— Start Data for this exercise —
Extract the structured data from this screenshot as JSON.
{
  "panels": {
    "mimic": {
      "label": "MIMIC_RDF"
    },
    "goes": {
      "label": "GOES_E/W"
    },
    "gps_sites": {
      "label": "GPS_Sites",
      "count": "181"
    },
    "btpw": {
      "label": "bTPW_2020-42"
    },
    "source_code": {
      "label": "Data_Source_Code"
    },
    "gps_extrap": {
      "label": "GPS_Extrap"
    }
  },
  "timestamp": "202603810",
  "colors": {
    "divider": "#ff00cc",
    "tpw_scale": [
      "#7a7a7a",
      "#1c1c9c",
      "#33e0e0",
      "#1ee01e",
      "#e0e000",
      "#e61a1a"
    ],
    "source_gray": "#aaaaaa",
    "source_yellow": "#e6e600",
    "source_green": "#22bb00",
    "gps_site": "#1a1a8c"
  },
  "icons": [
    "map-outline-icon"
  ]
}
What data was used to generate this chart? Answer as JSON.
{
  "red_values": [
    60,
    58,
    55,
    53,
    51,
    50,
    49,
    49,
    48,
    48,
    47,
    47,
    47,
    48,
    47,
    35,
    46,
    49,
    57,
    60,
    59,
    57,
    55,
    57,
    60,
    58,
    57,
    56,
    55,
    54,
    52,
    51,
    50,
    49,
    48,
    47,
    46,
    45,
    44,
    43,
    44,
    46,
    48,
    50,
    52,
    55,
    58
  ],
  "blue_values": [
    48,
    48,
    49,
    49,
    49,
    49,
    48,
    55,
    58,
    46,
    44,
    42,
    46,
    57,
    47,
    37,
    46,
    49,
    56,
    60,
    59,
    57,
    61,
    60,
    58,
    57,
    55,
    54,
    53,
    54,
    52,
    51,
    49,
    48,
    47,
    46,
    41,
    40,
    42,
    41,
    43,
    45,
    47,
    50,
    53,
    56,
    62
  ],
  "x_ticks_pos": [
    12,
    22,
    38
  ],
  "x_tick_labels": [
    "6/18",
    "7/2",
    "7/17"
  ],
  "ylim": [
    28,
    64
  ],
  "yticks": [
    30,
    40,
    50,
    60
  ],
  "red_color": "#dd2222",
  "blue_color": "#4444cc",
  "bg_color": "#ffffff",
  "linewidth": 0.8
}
— End Data for this exercise —
__Problem__: Copy out the material above in its entirety. Every detail must match.

__The reply__:
Extract the structured data from this screenshot as JSON.
{
  "panels": {
    "mimic": {
      "label": "MIMIC_RDF"
    },
    "goes": {
      "label": "GOES_E/W"
    },
    "gps_sites": {
      "label": "GPS_Sites",
      "count": "181"
    },
    "btpw": {
      "label": "bTPW_2020-42"
    },
    "source_code": {
      "label": "Data_Source_Code"
    },
    "gps_extrap": {
      "label": "GPS_Extrap"
    }
  },
  "timestamp": "202603810",
  "colors": {
    "divider": "#ff00cc",
    "tpw_scale": [
      "#7a7a7a",
      "#1c1c9c",
      "#33e0e0",
      "#1ee01e",
      "#e0e000",
      "#e61a1a"
    ],
    "source_gray": "#aaaaaa",
    "source_yellow": "#e6e600",
    "source_green": "#22bb00",
    "gps_site": "#1a1a8c"
  },
  "icons": [
    "map-outline-icon"
  ]
}
What data was used to generate this chart? Answer as JSON.
{
  "red_values": [
    60,
    58,
    55,
    53,
    51,
    50,
    49,
    49,
    48,
    48,
    47,
    47,
    47,
    48,
    47,
    35,
    46,
    49,
    57,
    60,
    59,
    57,
    55,
    57,
    60,
    58,
    57,
    56,
    55,
    54,
    52,
    51,
    50,
    49,
    48,
    47,
    46,
    45,
    44,
    43,
    44,
    46,
    48,
    50,
    52,
    55,
    58
  ],
  "blue_values": [
    48,
    48,
    49,
    49,
    49,
    49,
    48,
    55,
    58,
    46,
    44,
    42,
    46,
    57,
    47,
    37,
    46,
    49,
    56,
    60,
    59,
    57,
    61,
    60,
    58,
    57,
    55,
    54,
    53,
    54,
    52,
    51,
    49,
    48,
    47,
    46,
    41,
    40,
    42,
    41,
    43,
    45,
    47,
    50,
    53,
    56,
    62
  ],
  "x_ticks_pos": [
    12,
    22,
    38
  ],
  "x_tick_labels": [
    "6/18",
    "7/2",
    "7/17"
  ],
  "ylim": [
    28,
    64
  ],
  "yticks": [
    30,
    40,
    50,
    60
  ],
  "red_color": "#dd2222",
  "blue_color": "#4444cc",
  "bg_color": "#ffffff",
  "linewidth": 0.8
}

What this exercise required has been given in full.